▶ _The request_:
Exact reproduction is required for all entries.

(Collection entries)
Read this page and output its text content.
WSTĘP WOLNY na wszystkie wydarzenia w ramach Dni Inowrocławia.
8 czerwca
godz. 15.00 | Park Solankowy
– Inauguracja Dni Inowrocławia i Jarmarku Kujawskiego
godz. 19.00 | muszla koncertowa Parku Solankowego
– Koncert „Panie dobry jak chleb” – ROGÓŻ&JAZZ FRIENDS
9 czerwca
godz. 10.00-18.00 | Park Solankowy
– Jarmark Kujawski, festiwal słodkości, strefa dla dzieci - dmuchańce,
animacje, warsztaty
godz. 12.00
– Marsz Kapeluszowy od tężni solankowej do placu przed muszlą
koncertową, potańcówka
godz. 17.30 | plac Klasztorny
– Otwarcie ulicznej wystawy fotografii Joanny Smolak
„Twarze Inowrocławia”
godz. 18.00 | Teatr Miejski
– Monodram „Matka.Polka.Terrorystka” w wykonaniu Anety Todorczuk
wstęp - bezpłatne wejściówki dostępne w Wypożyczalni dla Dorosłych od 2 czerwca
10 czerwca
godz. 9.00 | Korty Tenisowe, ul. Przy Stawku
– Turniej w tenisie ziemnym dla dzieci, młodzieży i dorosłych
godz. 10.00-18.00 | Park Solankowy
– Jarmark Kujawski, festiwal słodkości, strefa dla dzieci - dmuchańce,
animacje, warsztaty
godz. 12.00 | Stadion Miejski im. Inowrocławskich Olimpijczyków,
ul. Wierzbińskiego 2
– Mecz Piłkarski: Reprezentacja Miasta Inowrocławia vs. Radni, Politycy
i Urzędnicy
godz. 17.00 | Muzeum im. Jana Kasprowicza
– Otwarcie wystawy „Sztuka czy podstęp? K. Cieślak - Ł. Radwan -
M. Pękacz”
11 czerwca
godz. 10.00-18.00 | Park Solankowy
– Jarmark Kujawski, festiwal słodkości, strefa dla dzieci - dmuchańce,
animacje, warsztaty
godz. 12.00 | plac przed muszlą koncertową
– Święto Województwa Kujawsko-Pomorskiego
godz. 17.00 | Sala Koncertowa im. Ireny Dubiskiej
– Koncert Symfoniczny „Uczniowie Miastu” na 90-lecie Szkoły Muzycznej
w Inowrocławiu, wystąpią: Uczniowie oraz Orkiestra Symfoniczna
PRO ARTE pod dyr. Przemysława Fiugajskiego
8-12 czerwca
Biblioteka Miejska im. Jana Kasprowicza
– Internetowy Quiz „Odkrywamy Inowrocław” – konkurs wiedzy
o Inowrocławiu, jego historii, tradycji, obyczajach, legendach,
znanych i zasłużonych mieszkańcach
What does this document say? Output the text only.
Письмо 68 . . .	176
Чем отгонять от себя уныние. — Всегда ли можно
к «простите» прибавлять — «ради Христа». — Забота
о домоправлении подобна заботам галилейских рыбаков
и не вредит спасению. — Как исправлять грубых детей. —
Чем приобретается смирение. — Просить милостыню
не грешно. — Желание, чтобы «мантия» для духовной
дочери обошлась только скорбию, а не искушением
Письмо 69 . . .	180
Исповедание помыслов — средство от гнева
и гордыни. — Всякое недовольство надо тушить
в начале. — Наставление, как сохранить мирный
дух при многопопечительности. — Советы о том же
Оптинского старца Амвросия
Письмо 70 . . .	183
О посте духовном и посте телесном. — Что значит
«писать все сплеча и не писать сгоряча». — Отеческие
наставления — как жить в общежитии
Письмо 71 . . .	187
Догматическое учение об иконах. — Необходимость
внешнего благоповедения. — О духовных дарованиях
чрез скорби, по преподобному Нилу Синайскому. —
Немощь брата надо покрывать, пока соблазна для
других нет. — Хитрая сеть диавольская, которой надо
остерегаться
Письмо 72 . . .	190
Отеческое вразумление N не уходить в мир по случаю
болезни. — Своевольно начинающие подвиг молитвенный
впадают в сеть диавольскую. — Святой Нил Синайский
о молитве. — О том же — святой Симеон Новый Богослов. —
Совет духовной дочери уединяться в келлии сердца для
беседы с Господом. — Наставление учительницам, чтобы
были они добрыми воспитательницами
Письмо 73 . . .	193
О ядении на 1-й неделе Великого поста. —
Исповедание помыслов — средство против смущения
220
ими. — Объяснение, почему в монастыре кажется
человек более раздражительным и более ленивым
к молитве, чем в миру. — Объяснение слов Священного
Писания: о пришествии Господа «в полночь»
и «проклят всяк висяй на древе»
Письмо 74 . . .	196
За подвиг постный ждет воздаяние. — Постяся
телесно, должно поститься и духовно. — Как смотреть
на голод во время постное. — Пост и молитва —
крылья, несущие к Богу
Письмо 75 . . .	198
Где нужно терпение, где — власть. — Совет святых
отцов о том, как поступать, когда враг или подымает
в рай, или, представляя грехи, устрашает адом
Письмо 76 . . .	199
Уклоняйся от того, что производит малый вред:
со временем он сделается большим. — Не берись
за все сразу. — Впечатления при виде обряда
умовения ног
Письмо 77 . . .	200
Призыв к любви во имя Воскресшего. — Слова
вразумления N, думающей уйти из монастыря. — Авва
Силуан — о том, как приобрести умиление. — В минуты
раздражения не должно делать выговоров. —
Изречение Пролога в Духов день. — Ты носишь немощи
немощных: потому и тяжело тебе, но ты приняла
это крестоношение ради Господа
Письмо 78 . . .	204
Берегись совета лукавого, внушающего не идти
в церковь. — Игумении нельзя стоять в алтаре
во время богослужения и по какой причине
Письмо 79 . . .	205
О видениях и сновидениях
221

▶ _Result of this task_:
Read this page and output its text content.
WSTĘP WOLNY na wszystkie wydarzenia w ramach Dni Inowrocławia.
8 czerwca
godz. 15.00 | Park Solankowy
– Inauguracja Dni Inowrocławia i Jarmarku Kujawskiego
godz. 19.00 | muszla koncertowa Parku Solankowego
– Koncert „Panie dobry jak chleb” – ROGÓŻ&JAZZ FRIENDS
9 czerwca
godz. 10.00-18.00 | Park Solankowy
– Jarmark Kujawski, festiwal słodkości, strefa dla dzieci - dmuchańce,
animacje, warsztaty
godz. 12.00
– Marsz Kapeluszowy od tężni solankowej do placu przed muszlą
koncertową, potańcówka
godz. 17.30 | plac Klasztorny
– Otwarcie ulicznej wystawy fotografii Joanny Smolak
„Twarze Inowrocławia”
godz. 18.00 | Teatr Miejski
– Monodram „Matka.Polka.Terrorystka” w wykonaniu Anety Todorczuk
wstęp - bezpłatne wejściówki dostępne w Wypożyczalni dla Dorosłych od 2 czerwca
10 czerwca
godz. 9.00 | Korty Tenisowe, ul. Przy Stawku
– Turniej w tenisie ziemnym dla dzieci, młodzieży i dorosłych
godz. 10.00-18.00 | Park Solankowy
– Jarmark Kujawski, festiwal słodkości, strefa dla dzieci - dmuchańce,
animacje, warsztaty
godz. 12.00 | Stadion Miejski im. Inowrocławskich Olimpijczyków,
ul. Wierzbińskiego 2
– Mecz Piłkarski: Reprezentacja Miasta Inowrocławia vs. Radni, Politycy
i Urzędnicy
godz. 17.00 | Muzeum im. Jana Kasprowicza
– Otwarcie wystawy „Sztuka czy podstęp? K. Cieślak - Ł. Radwan -
M. Pękacz”
11 czerwca
godz. 10.00-18.00 | Park Solankowy
– Jarmark Kujawski, festiwal słodkości, strefa dla dzieci - dmuchańce,
animacje, warsztaty
godz. 12.00 | plac przed muszlą koncertową
– Święto Województwa Kujawsko-Pomorskiego
godz. 17.00 | Sala Koncertowa im. Ireny Dubiskiej
– Koncert Symfoniczny „Uczniowie Miastu” na 90-lecie Szkoły Muzycznej
w Inowrocławiu, wystąpią: Uczniowie oraz Orkiestra Symfoniczna
PRO ARTE pod dyr. Przemysława Fiugajskiego
8-12 czerwca
Biblioteka Miejska im. Jana Kasprowicza
– Internetowy Quiz „Odkrywamy Inowrocław” – konkurs wiedzy
o Inowrocławiu, jego historii, tradycji, obyczajach, legendach,
znanych i zasłużonych mieszkańcach
What does this document say? Output the text only.
Письмо 68 . . .	176
Чем отгонять от себя уныние. — Всегда ли можно
к «простите» прибавлять — «ради Христа». — Забота
о домоправлении подобна заботам галилейских рыбаков
и не вредит спасению. — Как исправлять грубых детей. —
Чем приобретается смирение. — Просить милостыню
не грешно. — Желание, чтобы «мантия» для духовной
дочери обошлась только скорбию, а не искушением
Письмо 69 . . .	180
Исповедание помыслов — средство от гнева
и гордыни. — Всякое недовольство надо тушить
в начале. — Наставление, как сохранить мирный
дух при многопопечительности. — Советы о том же
Оптинского старца Амвросия
Письмо 70 . . .	183
О посте духовном и посте телесном. — Что значит
«писать все сплеча и не писать сгоряча». — Отеческие
наставления — как жить в общежитии
Письмо 71 . . .	187
Догматическое учение об иконах. — Необходимость
внешнего благоповедения. — О духовных дарованиях
чрез скорби, по преподобному Нилу Синайскому. —
Немощь брата надо покрывать, пока соблазна для
других нет. — Хитрая сеть диавольская, которой надо
остерегаться
Письмо 72 . . .	190
Отеческое вразумление N не уходить в мир по случаю
болезни. — Своевольно начинающие подвиг молитвенный
впадают в сеть диавольскую. — Святой Нил Синайский
о молитве. — О том же — святой Симеон Новый Богослов. —
Совет духовной дочери уединяться в келлии сердца для
беседы с Господом. — Наставление учительницам, чтобы
были они добрыми воспитательницами
Письмо 73 . . .	193
О ядении на 1-й неделе Великого поста. —
Исповедание помыслов — средство против смущения
220
ими. — Объяснение, почему в монастыре кажется
человек более раздражительным и более ленивым
к молитве, чем в миру. — Объяснение слов Священного
Писания: о пришествии Господа «в полночь»
и «проклят всяк висяй на древе»
Письмо 74 . . .	196
За подвиг постный ждет воздаяние. — Постяся
телесно, должно поститься и духовно. — Как смотреть
на голод во время постное. — Пост и молитва —
крылья, несущие к Богу
Письмо 75 . . .	198
Где нужно терпение, где — власть. — Совет святых
отцов о том, как поступать, когда враг или подымает
в рай, или, представляя грехи, устрашает адом
Письмо 76 . . .	199
Уклоняйся от того, что производит малый вред:
со временем он сделается большим. — Не берись
за все сразу. — Впечатления при виде обряда
умовения ног
Письмо 77 . . .	200
Призыв к любви во имя Воскресшего. — Слова
вразумления N, думающей уйти из монастыря. — Авва
Силуан — о том, как приобрести умиление. — В минуты
раздражения не должно делать выговоров. —
Изречение Пролога в Духов день. — Ты носишь немощи
немощных: потому и тяжело тебе, но ты приняла
это крестоношение ради Господа
Письмо 78 . . .	204
Берегись совета лукавого, внушающего не идти
в церковь. — Игумении нельзя стоять в алтаре
во время богослужения и по какой причине
Письмо 79 . . .	205
О видениях и сновидениях
221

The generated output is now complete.